▸ **Extracted material**:
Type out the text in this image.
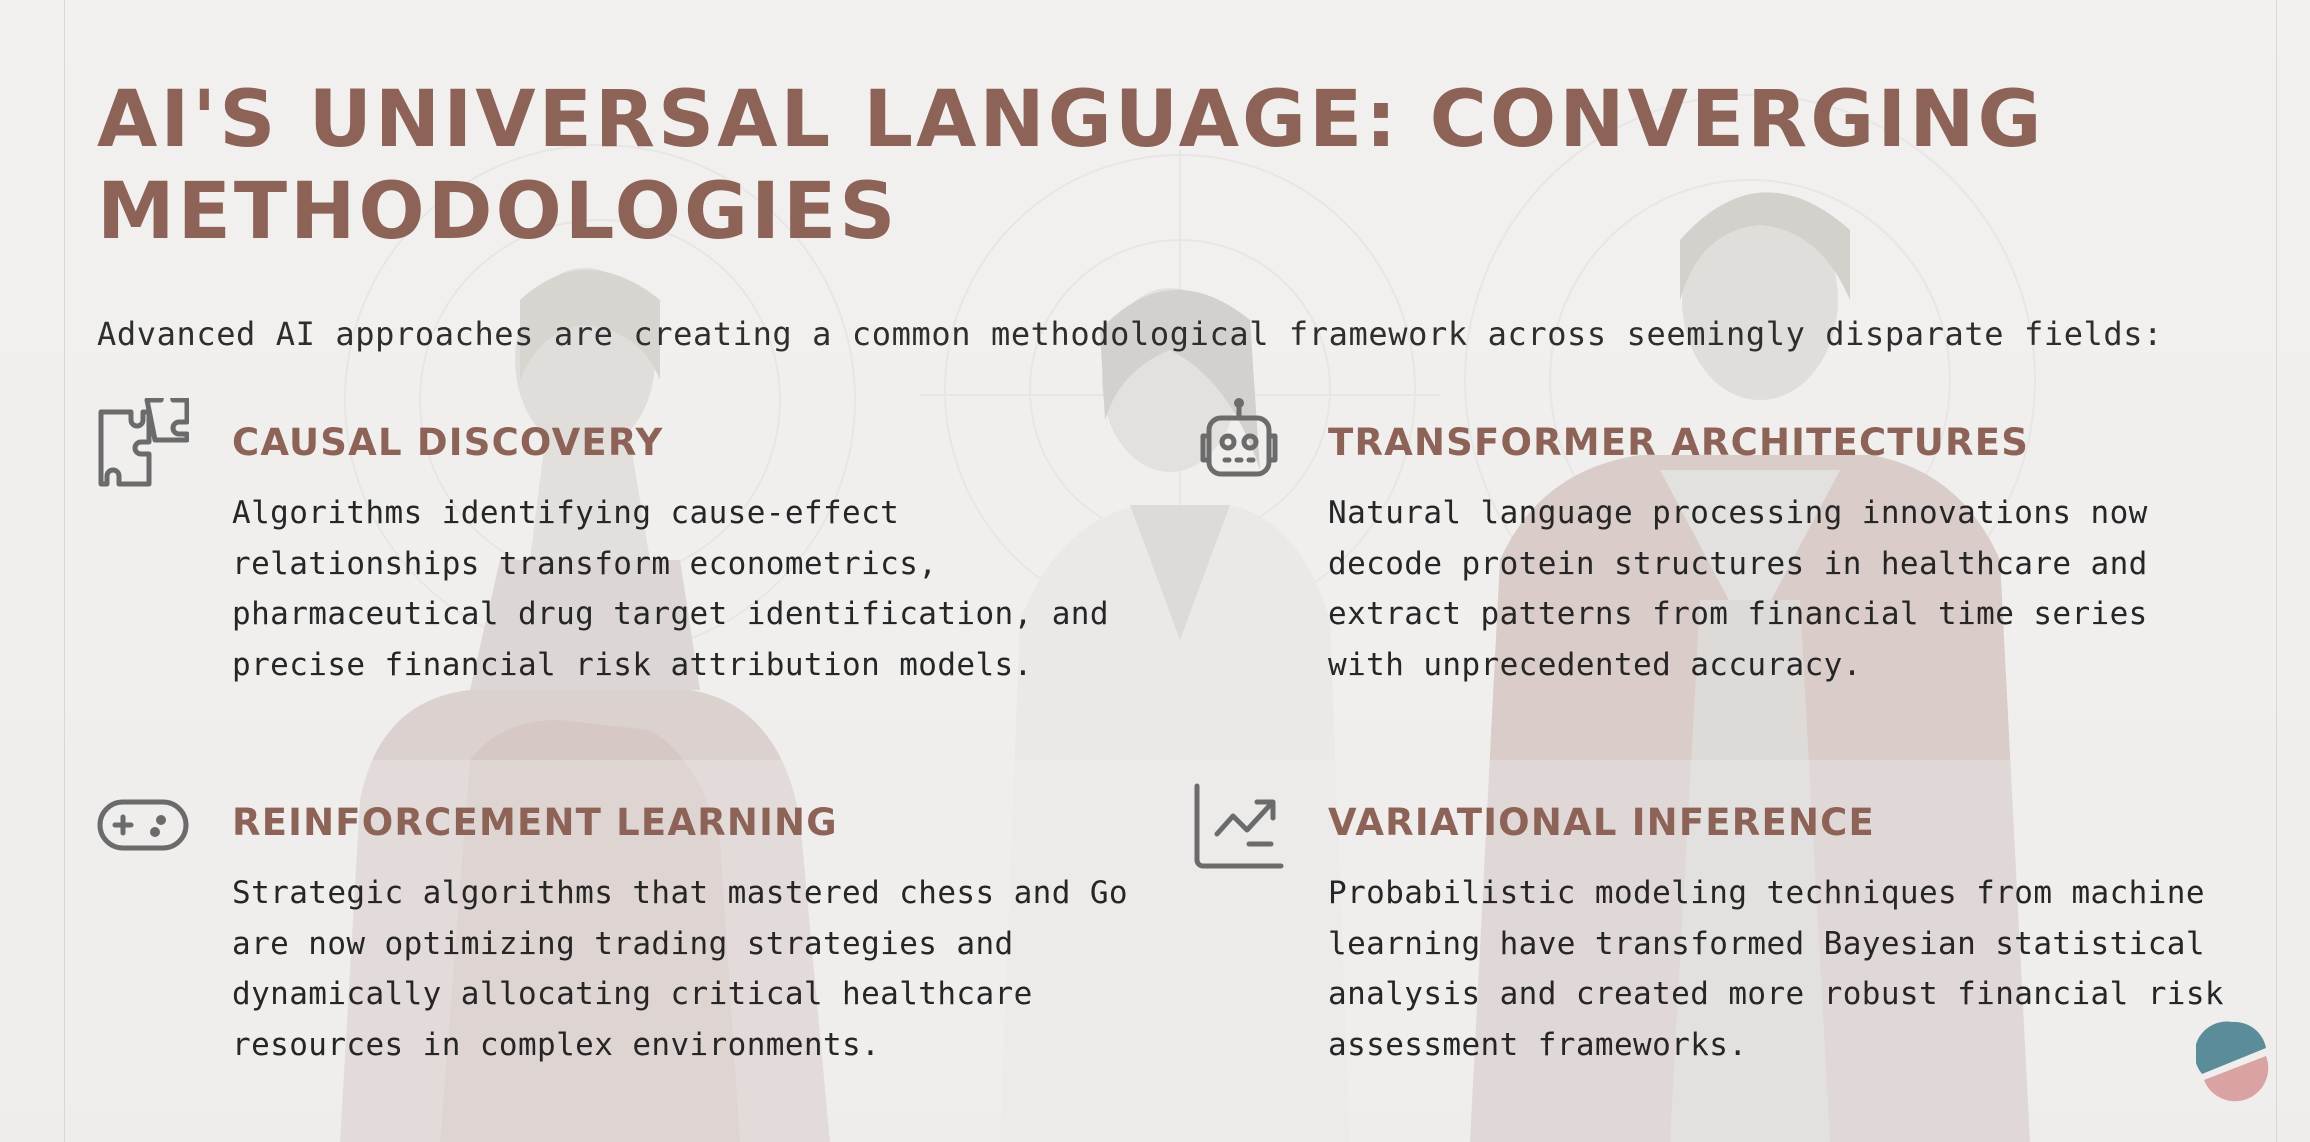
AI'S UNIVERSAL LANGUAGE: CONVERGING METHODOLOGIES

Advanced AI approaches are creating a common methodological framework across seemingly disparate fields:

CAUSAL DISCOVERY

Algorithms identifying cause-effect relationships transform econometrics, pharmaceutical drug target identification, and precise financial risk attribution models.

TRANSFORMER ARCHITECTURES

Natural language processing innovations now decode protein structures in healthcare and extract patterns from financial time series with unprecedented accuracy.

REINFORCEMENT LEARNING

Strategic algorithms that mastered chess and Go are now optimizing trading strategies and dynamically allocating critical healthcare resources in complex environments.

VARIATIONAL INFERENCE

Probabilistic modeling techniques from machine learning have transformed Bayesian statistical analysis and created more robust financial risk assessment frameworks.
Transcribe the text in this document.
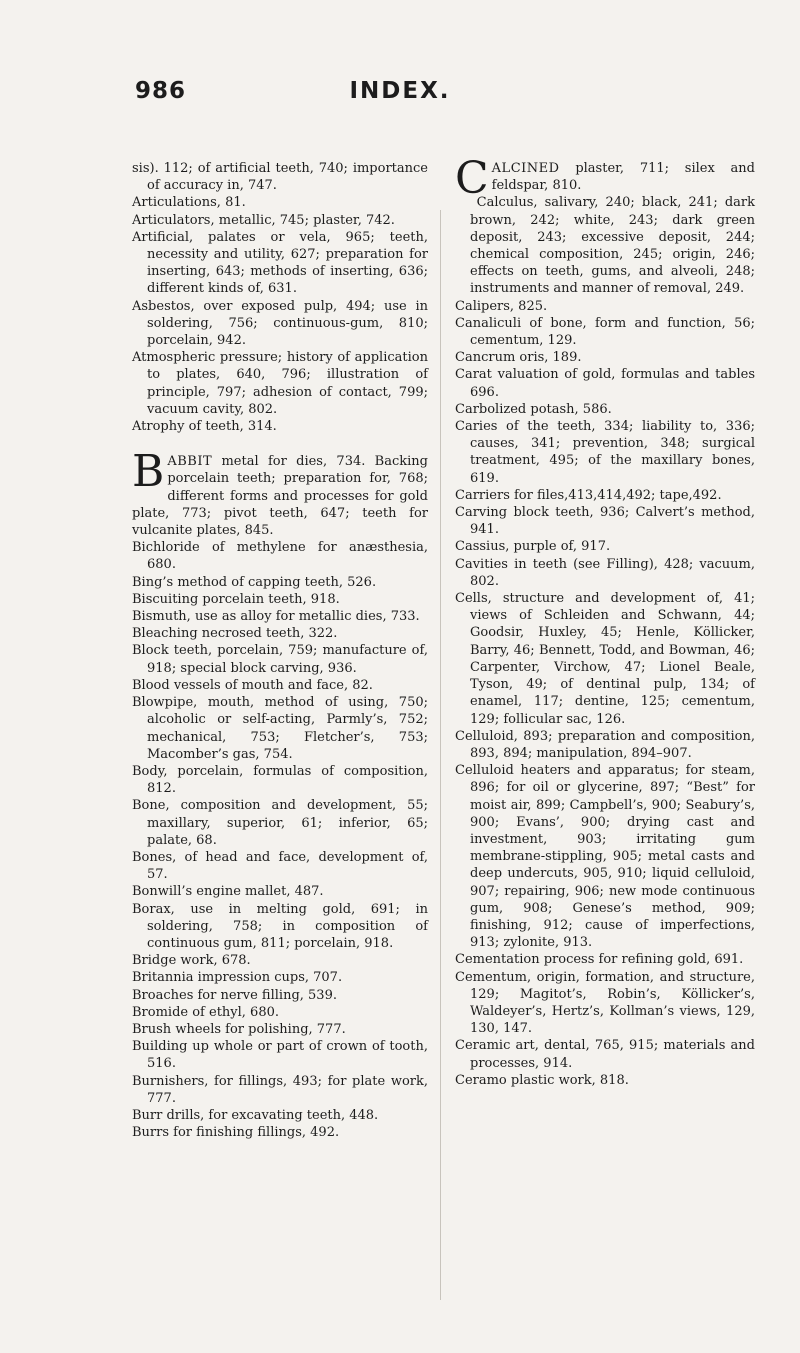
986	INDEX.

sis). 112; of artificial teeth, 740; importance of accuracy in, 747.

Articulations, 81.

Articulators, metallic, 745; plaster, 742.

Artificial, palates or vela, 965; teeth, necessity and utility, 627; preparation for inserting, 643; methods of inserting, 636; different kinds of, 631.

Asbestos, over exposed pulp, 494; use in soldering, 756; continuous-gum, 810; porcelain, 942.

Atmospheric pressure; history of application to plates, 640, 796; illustration of principle, 797; adhesion of contact, 799; vacuum cavity, 802.

Atrophy of teeth, 314.

BABBIT metal for dies, 734. Backing porcelain teeth; preparation for, 768; different forms and processes for gold plate, 773; pivot teeth, 647; teeth for vulcanite plates, 845.

Bichloride of methylene for anæsthesia, 680.

Bing’s method of capping teeth, 526.

Biscuiting porcelain teeth, 918.

Bismuth, use as alloy for metallic dies, 733.

Bleaching necrosed teeth, 322.

Block teeth, porcelain, 759; manufacture of, 918; special block carving, 936.

Blood vessels of mouth and face, 82.

Blowpipe, mouth, method of using, 750; alcoholic or self-acting, Parmly’s, 752; mechanical, 753; Fletcher’s, 753; Macomber’s gas, 754.

Body, porcelain, formulas of composition, 812.

Bone, composition and development, 55; maxillary, superior, 61; inferior, 65; palate, 68.

Bones, of head and face, development of, 57.

Bonwill’s engine mallet, 487.

Borax, use in melting gold, 691; in soldering, 758; in composition of continuous gum, 811; porcelain, 918.

Bridge work, 678.

Britannia impression cups, 707.

Broaches for nerve filling, 539.

Bromide of ethyl, 680.

Brush wheels for polishing, 777.

Building up whole or part of crown of tooth, 516.

Burnishers, for fillings, 493; for plate work, 777.

Burr drills, for excavating teeth, 448.

Burrs for finishing fillings, 492.

CALCINED plaster, 711; silex and feldspar, 810.

Calculus, salivary, 240; black, 241; dark brown, 242; white, 243; dark green deposit, 243; excessive deposit, 244; chemical composition, 245; origin, 246; effects on teeth, gums, and alveoli, 248; instruments and manner of removal, 249.

Calipers, 825.

Canaliculi of bone, form and function, 56; cementum, 129.

Cancrum oris, 189.

Carat valuation of gold, formulas and tables 696.

Carbolized potash, 586.

Caries of the teeth, 334; liability to, 336; causes, 341; prevention, 348; surgical treatment, 495; of the maxillary bones, 619.

Carriers for files,413,414,492; tape,492.

Carving block teeth, 936; Calvert’s method, 941.

Cassius, purple of, 917.

Cavities in teeth (see Filling), 428; vacuum, 802.

Cells, structure and development of, 41; views of Schleiden and Schwann, 44; Goodsir, Huxley, 45; Henle, Köllicker, Barry, 46; Bennett, Todd, and Bowman, 46; Carpenter, Virchow, 47; Lionel Beale, Tyson, 49; of dentinal pulp, 134; of enamel, 117; dentine, 125; cementum, 129; follicular sac, 126.

Celluloid, 893; preparation and composition, 893, 894; manipulation, 894–907.

Celluloid heaters and apparatus; for steam, 896; for oil or glycerine, 897; “Best” for moist air, 899; Campbell’s, 900; Seabury’s, 900; Evans’, 900; drying cast and investment, 903; irritating gum membrane-stippling, 905; metal casts and deep undercuts, 905, 910; liquid celluloid, 907; repairing, 906; new mode continuous gum, 908; Genese’s method, 909; finishing, 912; cause of imperfections, 913; zylonite, 913.

Cementation process for refining gold, 691.

Cementum, origin, formation, and structure, 129; Magitot’s, Robin’s, Köllicker’s, Waldeyer’s, Hertz’s, Kollman’s views, 129, 130, 147.

Ceramic art, dental, 765, 915; materials and processes, 914.

Ceramo plastic work, 818.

▸ **About this task**: If a line in the records above has the word "maxillary", copy it.

▸ **Output for this task**:
Bone, composition and development, 55; maxillary, superior, 61; inferior, 65; palate, 68.
Caries of the teeth, 334; liability to, 336; causes, 341; prevention, 348; surgical treatment, 495; of the maxillary bones, 619.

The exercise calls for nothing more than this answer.